━━━━━ RECORDS SHOWN

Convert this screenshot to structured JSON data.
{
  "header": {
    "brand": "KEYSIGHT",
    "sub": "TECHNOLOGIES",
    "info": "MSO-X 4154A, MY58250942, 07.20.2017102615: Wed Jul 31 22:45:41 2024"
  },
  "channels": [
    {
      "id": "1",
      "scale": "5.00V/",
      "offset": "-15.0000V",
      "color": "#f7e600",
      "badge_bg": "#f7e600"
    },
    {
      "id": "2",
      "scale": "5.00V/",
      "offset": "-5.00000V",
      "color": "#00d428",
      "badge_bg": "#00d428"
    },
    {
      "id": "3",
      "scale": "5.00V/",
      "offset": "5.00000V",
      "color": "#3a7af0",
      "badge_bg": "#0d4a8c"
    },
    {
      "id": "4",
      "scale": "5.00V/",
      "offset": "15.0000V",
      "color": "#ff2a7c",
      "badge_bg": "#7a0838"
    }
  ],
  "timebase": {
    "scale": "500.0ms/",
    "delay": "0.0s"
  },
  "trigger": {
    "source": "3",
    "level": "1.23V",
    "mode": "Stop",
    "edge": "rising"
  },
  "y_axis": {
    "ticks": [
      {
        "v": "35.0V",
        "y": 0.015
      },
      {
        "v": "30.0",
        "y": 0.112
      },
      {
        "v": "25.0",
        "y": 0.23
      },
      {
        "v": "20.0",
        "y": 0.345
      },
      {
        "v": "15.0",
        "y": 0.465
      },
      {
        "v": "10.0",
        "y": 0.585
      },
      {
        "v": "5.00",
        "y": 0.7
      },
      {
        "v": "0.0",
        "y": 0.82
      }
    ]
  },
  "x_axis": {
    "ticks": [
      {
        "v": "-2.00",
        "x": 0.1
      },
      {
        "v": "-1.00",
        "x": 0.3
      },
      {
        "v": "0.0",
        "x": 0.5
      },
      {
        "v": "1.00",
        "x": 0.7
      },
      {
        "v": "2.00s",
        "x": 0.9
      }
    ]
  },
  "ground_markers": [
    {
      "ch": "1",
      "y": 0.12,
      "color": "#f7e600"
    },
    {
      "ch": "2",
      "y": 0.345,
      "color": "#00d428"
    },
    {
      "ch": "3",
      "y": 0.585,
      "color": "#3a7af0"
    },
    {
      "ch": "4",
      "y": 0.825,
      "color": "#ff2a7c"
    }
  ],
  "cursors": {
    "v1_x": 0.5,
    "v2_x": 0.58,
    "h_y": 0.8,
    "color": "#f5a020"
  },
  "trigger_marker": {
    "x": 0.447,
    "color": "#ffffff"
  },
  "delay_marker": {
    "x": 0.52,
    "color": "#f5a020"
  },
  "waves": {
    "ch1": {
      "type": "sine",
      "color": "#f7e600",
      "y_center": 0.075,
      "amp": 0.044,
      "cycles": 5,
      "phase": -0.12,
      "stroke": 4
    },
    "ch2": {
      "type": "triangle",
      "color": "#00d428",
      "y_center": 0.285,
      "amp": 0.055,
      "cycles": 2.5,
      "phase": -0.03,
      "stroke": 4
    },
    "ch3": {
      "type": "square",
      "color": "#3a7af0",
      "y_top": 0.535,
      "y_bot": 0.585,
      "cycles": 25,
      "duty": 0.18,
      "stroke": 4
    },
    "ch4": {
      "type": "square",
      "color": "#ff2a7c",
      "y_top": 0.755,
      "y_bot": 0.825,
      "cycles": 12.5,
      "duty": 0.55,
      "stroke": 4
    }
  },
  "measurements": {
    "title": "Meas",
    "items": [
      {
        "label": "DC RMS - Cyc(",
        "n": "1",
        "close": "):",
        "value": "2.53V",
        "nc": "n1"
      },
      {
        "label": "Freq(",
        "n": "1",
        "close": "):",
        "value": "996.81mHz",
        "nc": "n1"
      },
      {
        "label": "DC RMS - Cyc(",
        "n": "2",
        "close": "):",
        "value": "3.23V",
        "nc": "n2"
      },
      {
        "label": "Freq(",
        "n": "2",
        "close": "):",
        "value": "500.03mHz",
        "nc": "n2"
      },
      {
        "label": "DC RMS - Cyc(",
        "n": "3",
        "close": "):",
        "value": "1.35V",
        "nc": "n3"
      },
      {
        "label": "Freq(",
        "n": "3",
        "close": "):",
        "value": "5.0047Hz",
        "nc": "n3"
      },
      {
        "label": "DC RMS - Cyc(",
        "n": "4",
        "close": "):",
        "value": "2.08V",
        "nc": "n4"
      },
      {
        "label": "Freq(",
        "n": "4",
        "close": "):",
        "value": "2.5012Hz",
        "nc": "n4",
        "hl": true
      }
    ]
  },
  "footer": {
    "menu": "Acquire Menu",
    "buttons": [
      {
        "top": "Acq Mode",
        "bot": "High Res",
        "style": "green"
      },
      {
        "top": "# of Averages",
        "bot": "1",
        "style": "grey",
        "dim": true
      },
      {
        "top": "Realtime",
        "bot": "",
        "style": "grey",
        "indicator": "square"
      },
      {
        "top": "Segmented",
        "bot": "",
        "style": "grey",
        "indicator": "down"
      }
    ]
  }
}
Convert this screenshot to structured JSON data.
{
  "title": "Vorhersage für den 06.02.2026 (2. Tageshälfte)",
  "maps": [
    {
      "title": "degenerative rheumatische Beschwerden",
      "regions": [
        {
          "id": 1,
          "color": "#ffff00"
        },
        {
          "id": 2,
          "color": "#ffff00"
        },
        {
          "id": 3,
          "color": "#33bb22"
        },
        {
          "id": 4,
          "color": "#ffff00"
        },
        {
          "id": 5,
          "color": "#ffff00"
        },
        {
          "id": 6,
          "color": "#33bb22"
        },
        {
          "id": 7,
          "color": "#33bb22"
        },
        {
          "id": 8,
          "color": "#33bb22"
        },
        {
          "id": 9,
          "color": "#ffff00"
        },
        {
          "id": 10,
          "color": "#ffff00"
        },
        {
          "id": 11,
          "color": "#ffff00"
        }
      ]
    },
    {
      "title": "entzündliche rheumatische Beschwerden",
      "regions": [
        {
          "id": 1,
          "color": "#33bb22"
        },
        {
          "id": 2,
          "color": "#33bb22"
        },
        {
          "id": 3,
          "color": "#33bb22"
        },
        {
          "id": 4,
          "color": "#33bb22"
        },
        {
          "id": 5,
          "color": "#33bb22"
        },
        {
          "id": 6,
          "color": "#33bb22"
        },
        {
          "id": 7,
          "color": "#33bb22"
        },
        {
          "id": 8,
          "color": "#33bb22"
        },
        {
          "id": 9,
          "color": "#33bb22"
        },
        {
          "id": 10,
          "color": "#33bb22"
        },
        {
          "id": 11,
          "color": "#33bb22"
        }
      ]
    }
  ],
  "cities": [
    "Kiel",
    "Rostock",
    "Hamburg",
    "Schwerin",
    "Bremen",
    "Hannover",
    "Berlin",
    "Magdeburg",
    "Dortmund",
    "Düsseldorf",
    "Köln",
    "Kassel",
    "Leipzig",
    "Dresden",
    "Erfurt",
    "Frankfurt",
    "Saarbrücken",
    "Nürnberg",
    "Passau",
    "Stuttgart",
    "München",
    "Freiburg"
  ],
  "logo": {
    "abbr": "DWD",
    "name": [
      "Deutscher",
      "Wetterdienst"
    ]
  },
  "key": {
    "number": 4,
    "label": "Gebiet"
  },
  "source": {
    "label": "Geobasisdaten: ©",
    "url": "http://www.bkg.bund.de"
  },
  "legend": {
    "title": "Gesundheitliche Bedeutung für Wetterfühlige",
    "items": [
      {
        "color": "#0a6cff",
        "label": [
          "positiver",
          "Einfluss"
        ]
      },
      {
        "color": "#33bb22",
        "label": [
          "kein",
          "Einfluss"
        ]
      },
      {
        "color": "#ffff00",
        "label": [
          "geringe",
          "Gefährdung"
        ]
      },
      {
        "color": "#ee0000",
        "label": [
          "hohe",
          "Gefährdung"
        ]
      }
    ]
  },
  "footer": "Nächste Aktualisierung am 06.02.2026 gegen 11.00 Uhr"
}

━━━━━━━━━━

From the records above, how many lines include the word "rheumatische"? Only the number is wanted.

2